Your task: Write out the lines below word for word, starting at the first one and continuing up to and including the line containing "port-box[interactable]: 42 bbox=[1347, 860, 1455, 1023]".

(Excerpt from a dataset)
--------

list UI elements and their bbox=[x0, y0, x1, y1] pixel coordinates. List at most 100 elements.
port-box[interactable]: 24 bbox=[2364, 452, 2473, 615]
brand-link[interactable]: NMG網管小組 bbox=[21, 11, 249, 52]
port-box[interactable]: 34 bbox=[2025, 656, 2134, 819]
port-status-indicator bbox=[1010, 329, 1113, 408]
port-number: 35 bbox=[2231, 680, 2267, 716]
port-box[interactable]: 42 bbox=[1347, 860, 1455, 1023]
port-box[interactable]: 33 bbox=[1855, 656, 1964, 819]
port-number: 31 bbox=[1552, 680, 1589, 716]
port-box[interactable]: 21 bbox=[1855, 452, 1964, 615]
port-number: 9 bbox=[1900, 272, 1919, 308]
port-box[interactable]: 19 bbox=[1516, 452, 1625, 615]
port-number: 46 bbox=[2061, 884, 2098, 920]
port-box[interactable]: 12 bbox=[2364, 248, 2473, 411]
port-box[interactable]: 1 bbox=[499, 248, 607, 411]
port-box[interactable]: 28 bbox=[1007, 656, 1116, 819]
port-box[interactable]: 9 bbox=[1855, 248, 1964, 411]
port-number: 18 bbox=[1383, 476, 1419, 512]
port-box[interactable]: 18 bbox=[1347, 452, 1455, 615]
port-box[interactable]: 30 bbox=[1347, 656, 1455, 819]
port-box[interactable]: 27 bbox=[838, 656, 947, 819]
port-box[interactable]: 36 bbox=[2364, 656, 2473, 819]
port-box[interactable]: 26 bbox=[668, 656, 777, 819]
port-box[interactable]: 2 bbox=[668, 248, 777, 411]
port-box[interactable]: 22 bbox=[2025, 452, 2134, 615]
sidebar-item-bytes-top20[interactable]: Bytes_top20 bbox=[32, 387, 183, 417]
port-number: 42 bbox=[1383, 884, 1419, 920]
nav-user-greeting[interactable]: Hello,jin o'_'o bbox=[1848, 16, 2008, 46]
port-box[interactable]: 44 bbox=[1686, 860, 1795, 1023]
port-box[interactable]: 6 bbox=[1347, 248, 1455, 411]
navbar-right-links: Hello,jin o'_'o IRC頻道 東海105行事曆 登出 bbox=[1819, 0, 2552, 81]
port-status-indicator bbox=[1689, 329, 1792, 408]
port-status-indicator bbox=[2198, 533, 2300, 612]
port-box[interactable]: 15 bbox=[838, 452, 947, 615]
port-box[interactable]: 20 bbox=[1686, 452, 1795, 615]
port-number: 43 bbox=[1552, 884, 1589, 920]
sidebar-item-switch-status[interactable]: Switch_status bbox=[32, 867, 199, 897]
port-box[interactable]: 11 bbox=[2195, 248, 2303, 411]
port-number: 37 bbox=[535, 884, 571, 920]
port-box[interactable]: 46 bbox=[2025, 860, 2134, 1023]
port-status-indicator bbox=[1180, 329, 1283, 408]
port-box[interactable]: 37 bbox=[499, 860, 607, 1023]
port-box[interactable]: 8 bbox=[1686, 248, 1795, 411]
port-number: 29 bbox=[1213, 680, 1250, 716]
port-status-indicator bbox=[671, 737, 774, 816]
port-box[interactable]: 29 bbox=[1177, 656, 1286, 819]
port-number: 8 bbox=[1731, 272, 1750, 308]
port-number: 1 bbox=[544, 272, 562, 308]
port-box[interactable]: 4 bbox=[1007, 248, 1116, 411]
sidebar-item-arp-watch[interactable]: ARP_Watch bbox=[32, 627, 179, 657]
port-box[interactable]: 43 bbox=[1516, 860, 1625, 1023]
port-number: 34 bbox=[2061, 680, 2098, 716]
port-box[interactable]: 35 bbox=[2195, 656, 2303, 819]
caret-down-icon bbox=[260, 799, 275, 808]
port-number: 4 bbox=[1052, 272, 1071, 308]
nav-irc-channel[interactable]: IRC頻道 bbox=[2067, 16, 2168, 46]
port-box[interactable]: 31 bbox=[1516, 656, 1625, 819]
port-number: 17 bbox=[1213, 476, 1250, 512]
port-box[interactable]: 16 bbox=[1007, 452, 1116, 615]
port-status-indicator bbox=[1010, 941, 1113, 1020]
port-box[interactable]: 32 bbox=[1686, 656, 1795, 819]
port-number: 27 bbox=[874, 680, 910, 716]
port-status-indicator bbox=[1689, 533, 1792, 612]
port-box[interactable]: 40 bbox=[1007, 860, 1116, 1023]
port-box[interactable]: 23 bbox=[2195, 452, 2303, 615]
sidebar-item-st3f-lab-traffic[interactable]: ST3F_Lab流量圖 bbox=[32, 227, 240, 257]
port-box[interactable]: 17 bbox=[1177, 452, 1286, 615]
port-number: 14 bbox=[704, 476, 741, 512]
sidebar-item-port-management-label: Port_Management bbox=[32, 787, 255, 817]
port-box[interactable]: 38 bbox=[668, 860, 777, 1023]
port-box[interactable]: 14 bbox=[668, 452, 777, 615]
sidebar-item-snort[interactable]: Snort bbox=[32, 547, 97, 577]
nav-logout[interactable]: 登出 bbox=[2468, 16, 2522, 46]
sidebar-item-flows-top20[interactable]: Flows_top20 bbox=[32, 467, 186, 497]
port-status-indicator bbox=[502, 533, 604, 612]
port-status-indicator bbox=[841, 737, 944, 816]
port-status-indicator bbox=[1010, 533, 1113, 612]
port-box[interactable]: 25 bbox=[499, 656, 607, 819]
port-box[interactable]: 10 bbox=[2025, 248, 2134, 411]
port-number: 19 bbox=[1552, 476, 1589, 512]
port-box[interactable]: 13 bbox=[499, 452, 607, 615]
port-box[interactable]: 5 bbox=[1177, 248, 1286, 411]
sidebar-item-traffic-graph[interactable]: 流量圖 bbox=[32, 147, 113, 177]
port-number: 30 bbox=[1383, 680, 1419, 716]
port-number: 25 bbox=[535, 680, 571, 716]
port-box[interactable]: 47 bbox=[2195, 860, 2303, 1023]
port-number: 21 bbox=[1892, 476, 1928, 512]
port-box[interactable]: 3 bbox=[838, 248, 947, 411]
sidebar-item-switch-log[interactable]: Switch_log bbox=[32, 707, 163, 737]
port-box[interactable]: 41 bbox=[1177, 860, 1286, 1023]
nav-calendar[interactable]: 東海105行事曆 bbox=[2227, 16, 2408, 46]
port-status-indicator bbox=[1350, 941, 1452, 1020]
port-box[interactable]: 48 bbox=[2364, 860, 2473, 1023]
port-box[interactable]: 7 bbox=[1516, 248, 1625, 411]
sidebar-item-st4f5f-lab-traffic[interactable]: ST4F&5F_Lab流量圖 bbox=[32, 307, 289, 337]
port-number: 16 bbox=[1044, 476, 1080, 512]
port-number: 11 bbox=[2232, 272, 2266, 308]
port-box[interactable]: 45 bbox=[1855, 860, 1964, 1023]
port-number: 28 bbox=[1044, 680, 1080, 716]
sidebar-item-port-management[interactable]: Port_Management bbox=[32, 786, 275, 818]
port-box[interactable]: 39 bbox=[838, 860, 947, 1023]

--------

Task response:
list UI elements and their bbox=[x0, y0, x1, y1] pixel coordinates. List at most 100 elements.
port-box[interactable]: 24 bbox=[2364, 452, 2473, 615]
brand-link[interactable]: NMG網管小組 bbox=[21, 11, 249, 52]
port-box[interactable]: 34 bbox=[2025, 656, 2134, 819]
port-status-indicator bbox=[1010, 329, 1113, 408]
port-number: 35 bbox=[2231, 680, 2267, 716]
port-box[interactable]: 42 bbox=[1347, 860, 1455, 1023]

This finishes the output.